▶ _Stored data_:
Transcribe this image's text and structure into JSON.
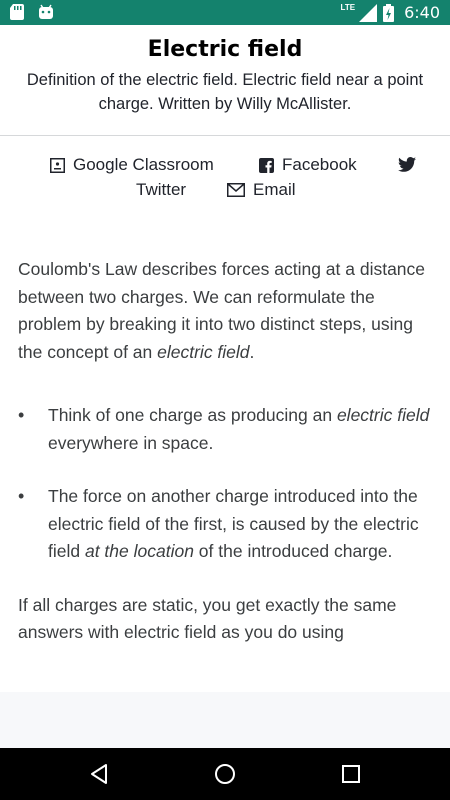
{
  "status_bar": {
    "time": "6:40",
    "network": "LTE",
    "icons": [
      "sd-card-icon",
      "android-icon",
      "signal-icon",
      "battery-icon"
    ]
  },
  "article": {
    "title": "Electric field",
    "subtitle": "Definition of the electric field. Electric field near a point charge. Written by Willy McAllister."
  },
  "share": {
    "google_classroom": "Google Classroom",
    "facebook": "Facebook",
    "twitter": "Twitter",
    "email": "Email"
  },
  "content": {
    "p1_text": "Coulomb's Law describes forces acting at a distance between two charges. We can reformulate the problem by breaking it into two distinct steps, using the concept of an ",
    "p1_em": "electric field",
    "p1_end": ".",
    "bullet1_text": "Think of one charge as producing an ",
    "bullet1_em": "electric field",
    "bullet1_end": " everywhere in space.",
    "bullet2_text": "The force on another charge introduced into the electric field of the first, is caused by the electric field ",
    "bullet2_em": "at the location",
    "bullet2_end": " of the introduced charge.",
    "p2_text": "If all charges are static, you get exactly the same answers with electric field as you do using"
  },
  "colors": {
    "status_bar": "#14826d",
    "text": "#21242c",
    "body_text": "#3b3e40"
  }
}
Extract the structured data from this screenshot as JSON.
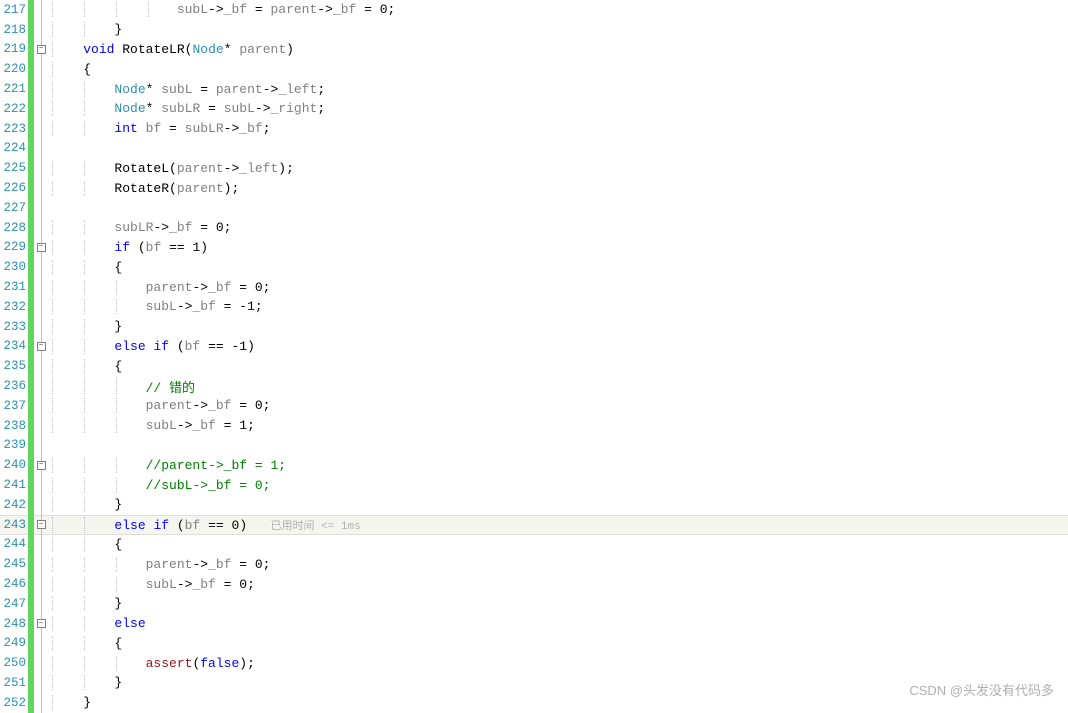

▶ _Exercise task_:
Reproduce the full material exactly, excluding the pictures.

▶ _Response to the task_:
Transcribe this image's text and structure into JSON.
{
  "status_bar": {
    "time": "6:40",
    "network": "LTE",
    "icons": [
      "sd-card-icon",
      "android-icon",
      "signal-icon",
      "battery-icon"
    ]
  },
  "article": {
    "title": "Electric field",
    "subtitle": "Definition of the electric field. Electric field near a point charge. Written by Willy McAllister."
  },
  "share": {
    "google_classroom": "Google Classroom",
    "facebook": "Facebook",
    "twitter": "Twitter",
    "email": "Email"
  },
  "content": {
    "p1_text": "Coulomb's Law describes forces acting at a distance between two charges. We can reformulate the problem by breaking it into two distinct steps, using the concept of an ",
    "p1_em": "electric field",
    "p1_end": ".",
    "bullet1_text": "Think of one charge as producing an ",
    "bullet1_em": "electric field",
    "bullet1_end": " everywhere in space.",
    "bullet2_text": "The force on another charge introduced into the electric field of the first, is caused by the electric field ",
    "bullet2_em": "at the location",
    "bullet2_end": " of the introduced charge.",
    "p2_text": "If all charges are static, you get exactly the same answers with electric field as you do using"
  },
  "colors": {
    "status_bar": "#14826d",
    "text": "#21242c",
    "body_text": "#3b3e40"
  }
}
Extract the structured data from this screenshot as JSON.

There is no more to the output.